[Task brief]
Each entry below is to be printed verbatim.

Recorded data
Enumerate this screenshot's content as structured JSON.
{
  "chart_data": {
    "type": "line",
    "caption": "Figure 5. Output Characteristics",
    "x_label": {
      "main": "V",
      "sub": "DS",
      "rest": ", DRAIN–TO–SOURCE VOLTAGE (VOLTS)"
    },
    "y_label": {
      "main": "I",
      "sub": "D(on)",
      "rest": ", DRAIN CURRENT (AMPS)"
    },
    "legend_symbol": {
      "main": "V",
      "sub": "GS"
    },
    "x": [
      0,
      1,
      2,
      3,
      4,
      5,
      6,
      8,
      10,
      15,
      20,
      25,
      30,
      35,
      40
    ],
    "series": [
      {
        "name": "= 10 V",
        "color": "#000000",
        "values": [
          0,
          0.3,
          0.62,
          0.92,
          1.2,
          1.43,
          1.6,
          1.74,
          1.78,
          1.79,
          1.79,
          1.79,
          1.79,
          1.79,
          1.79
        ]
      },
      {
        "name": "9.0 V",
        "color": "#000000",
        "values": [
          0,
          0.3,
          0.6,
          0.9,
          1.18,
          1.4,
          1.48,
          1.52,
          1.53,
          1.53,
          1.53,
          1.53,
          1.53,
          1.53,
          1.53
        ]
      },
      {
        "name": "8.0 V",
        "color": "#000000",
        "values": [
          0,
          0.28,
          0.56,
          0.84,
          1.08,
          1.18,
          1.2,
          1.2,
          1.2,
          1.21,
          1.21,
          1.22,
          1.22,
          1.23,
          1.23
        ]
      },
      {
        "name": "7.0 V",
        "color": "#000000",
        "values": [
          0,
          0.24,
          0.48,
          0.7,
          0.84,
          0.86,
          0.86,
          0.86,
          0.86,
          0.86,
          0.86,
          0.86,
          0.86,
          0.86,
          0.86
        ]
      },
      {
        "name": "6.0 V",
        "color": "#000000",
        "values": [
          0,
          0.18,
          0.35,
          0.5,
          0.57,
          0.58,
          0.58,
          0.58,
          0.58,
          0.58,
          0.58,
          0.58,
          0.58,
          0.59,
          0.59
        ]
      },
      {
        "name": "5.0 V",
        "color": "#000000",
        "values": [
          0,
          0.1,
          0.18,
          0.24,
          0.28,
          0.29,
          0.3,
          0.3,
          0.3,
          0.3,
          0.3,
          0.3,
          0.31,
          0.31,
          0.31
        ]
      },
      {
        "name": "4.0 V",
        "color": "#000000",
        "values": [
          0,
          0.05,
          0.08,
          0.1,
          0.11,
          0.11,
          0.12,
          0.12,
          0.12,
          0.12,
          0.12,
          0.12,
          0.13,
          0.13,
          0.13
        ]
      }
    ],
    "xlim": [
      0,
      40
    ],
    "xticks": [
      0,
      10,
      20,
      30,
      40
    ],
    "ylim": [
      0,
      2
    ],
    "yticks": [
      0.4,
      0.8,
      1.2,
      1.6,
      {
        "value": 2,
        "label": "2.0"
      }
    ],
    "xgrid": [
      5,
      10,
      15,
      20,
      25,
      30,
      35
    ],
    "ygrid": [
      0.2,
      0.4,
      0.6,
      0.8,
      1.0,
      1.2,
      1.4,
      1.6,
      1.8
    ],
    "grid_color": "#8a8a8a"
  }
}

[Complete answer]
Enumerate this screenshot's content as structured JSON.
{
  "chart_data": {
    "type": "line",
    "caption": "Figure 5. Output Characteristics",
    "x_label": {
      "main": "V",
      "sub": "DS",
      "rest": ", DRAIN–TO–SOURCE VOLTAGE (VOLTS)"
    },
    "y_label": {
      "main": "I",
      "sub": "D(on)",
      "rest": ", DRAIN CURRENT (AMPS)"
    },
    "legend_symbol": {
      "main": "V",
      "sub": "GS"
    },
    "x": [
      0,
      1,
      2,
      3,
      4,
      5,
      6,
      8,
      10,
      15,
      20,
      25,
      30,
      35,
      40
    ],
    "series": [
      {
        "name": "= 10 V",
        "color": "#000000",
        "values": [
          0,
          0.3,
          0.62,
          0.92,
          1.2,
          1.43,
          1.6,
          1.74,
          1.78,
          1.79,
          1.79,
          1.79,
          1.79,
          1.79,
          1.79
        ]
      },
      {
        "name": "9.0 V",
        "color": "#000000",
        "values": [
          0,
          0.3,
          0.6,
          0.9,
          1.18,
          1.4,
          1.48,
          1.52,
          1.53,
          1.53,
          1.53,
          1.53,
          1.53,
          1.53,
          1.53
        ]
      },
      {
        "name": "8.0 V",
        "color": "#000000",
        "values": [
          0,
          0.28,
          0.56,
          0.84,
          1.08,
          1.18,
          1.2,
          1.2,
          1.2,
          1.21,
          1.21,
          1.22,
          1.22,
          1.23,
          1.23
        ]
      },
      {
        "name": "7.0 V",
        "color": "#000000",
        "values": [
          0,
          0.24,
          0.48,
          0.7,
          0.84,
          0.86,
          0.86,
          0.86,
          0.86,
          0.86,
          0.86,
          0.86,
          0.86,
          0.86,
          0.86
        ]
      },
      {
        "name": "6.0 V",
        "color": "#000000",
        "values": [
          0,
          0.18,
          0.35,
          0.5,
          0.57,
          0.58,
          0.58,
          0.58,
          0.58,
          0.58,
          0.58,
          0.58,
          0.58,
          0.59,
          0.59
        ]
      },
      {
        "name": "5.0 V",
        "color": "#000000",
        "values": [
          0,
          0.1,
          0.18,
          0.24,
          0.28,
          0.29,
          0.3,
          0.3,
          0.3,
          0.3,
          0.3,
          0.3,
          0.31,
          0.31,
          0.31
        ]
      },
      {
        "name": "4.0 V",
        "color": "#000000",
        "values": [
          0,
          0.05,
          0.08,
          0.1,
          0.11,
          0.11,
          0.12,
          0.12,
          0.12,
          0.12,
          0.12,
          0.12,
          0.13,
          0.13,
          0.13
        ]
      }
    ],
    "xlim": [
      0,
      40
    ],
    "xticks": [
      0,
      10,
      20,
      30,
      40
    ],
    "ylim": [
      0,
      2
    ],
    "yticks": [
      0.4,
      0.8,
      1.2,
      1.6,
      {
        "value": 2,
        "label": "2.0"
      }
    ],
    "xgrid": [
      5,
      10,
      15,
      20,
      25,
      30,
      35
    ],
    "ygrid": [
      0.2,
      0.4,
      0.6,
      0.8,
      1.0,
      1.2,
      1.4,
      1.6,
      1.8
    ],
    "grid_color": "#8a8a8a"
  }
}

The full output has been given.